The task: Print the range of lines that opens with the line containing "What text is on this page?" and closes with the last line of the listing. Include both ends; print nothing more.

* BEGIN Dataset rows *

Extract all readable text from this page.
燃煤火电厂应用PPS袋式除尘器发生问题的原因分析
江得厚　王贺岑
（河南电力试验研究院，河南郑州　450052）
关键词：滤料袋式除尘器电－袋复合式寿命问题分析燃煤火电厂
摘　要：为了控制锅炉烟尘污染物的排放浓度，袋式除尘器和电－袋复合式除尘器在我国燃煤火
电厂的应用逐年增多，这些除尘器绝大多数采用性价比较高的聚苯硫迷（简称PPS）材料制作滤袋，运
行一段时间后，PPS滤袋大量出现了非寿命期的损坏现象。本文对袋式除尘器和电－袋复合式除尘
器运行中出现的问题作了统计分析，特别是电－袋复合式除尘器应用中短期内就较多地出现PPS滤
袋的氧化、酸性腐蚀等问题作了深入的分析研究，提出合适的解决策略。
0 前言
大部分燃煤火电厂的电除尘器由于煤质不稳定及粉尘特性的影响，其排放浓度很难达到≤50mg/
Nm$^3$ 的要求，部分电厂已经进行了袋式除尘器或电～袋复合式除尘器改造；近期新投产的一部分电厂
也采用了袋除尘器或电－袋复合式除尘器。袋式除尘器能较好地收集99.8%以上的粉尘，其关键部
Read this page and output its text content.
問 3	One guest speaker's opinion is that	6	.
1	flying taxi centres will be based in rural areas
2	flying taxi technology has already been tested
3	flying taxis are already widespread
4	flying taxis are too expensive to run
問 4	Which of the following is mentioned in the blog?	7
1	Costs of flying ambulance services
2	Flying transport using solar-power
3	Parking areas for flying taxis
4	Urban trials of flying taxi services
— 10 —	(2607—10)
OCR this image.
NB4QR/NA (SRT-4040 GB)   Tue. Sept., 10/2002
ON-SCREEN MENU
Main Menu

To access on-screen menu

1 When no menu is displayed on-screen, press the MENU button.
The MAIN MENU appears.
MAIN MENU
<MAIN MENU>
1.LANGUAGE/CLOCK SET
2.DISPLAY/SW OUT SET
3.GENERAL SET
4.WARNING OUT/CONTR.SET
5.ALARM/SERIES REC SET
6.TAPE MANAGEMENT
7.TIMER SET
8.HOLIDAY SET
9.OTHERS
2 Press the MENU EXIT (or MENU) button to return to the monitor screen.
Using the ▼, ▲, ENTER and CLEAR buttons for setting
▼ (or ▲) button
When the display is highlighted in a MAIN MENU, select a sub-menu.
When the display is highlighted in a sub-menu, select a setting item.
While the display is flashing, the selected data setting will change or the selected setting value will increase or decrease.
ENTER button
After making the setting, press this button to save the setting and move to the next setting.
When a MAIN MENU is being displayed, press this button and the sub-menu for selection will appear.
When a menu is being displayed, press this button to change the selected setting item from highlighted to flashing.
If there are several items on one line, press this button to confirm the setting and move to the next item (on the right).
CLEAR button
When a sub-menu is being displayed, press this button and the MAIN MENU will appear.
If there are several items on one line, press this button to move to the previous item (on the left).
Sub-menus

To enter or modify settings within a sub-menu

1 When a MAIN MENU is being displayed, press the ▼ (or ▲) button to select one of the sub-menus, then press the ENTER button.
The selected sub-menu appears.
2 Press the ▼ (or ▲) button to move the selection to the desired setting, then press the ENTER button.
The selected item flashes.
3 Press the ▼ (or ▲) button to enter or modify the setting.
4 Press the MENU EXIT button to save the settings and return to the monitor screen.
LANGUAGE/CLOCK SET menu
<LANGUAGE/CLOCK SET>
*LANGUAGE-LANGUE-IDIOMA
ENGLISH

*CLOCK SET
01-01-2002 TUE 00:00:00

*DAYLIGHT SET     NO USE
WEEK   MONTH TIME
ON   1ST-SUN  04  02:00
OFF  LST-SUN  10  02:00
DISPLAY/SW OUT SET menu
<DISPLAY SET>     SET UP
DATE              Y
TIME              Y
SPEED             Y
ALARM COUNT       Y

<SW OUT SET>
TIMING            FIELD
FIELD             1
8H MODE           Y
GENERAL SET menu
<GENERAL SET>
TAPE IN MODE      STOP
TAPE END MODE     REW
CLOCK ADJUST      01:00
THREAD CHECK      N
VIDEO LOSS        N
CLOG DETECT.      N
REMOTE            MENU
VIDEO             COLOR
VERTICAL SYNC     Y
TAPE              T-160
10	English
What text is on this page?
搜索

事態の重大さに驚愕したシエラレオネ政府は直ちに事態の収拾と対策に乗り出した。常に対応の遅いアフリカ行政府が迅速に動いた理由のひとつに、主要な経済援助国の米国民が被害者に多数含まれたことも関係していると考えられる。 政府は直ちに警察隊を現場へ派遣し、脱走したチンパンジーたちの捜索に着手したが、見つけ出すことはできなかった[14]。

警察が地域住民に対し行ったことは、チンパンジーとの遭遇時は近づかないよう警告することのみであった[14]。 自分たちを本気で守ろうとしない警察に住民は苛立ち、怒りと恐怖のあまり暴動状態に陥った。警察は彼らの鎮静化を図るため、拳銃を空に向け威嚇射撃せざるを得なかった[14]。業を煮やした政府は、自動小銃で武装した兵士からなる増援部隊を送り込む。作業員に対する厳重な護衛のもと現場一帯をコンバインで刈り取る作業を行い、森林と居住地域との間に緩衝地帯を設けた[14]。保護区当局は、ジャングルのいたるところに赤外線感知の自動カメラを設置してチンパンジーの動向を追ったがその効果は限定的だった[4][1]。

* END Dataset rows *

Task result:
What text is on this page?
搜索

事態の重大さに驚愕したシエラレオネ政府は直ちに事態の収拾と対策に乗り出した。常に対応の遅いアフリカ行政府が迅速に動いた理由のひとつに、主要な経済援助国の米国民が被害者に多数含まれたことも関係していると考えられる。 政府は直ちに警察隊を現場へ派遣し、脱走したチンパンジーたちの捜索に着手したが、見つけ出すことはできなかった[14]。

警察が地域住民に対し行ったことは、チンパンジーとの遭遇時は近づかないよう警告することのみであった[14]。 自分たちを本気で守ろうとしない警察に住民は苛立ち、怒りと恐怖のあまり暴動状態に陥った。警察は彼らの鎮静化を図るため、拳銃を空に向け威嚇射撃せざるを得なかった[14]。業を煮やした政府は、自動小銃で武装した兵士からなる増援部隊を送り込む。作業員に対する厳重な護衛のもと現場一帯をコンバインで刈り取る作業を行い、森林と居住地域との間に緩衝地帯を設けた[14]。保護区当局は、ジャングルのいたるところに赤外線感知の自動カメラを設置してチンパンジーの動向を追ったがその効果は限定的だった[4][1]。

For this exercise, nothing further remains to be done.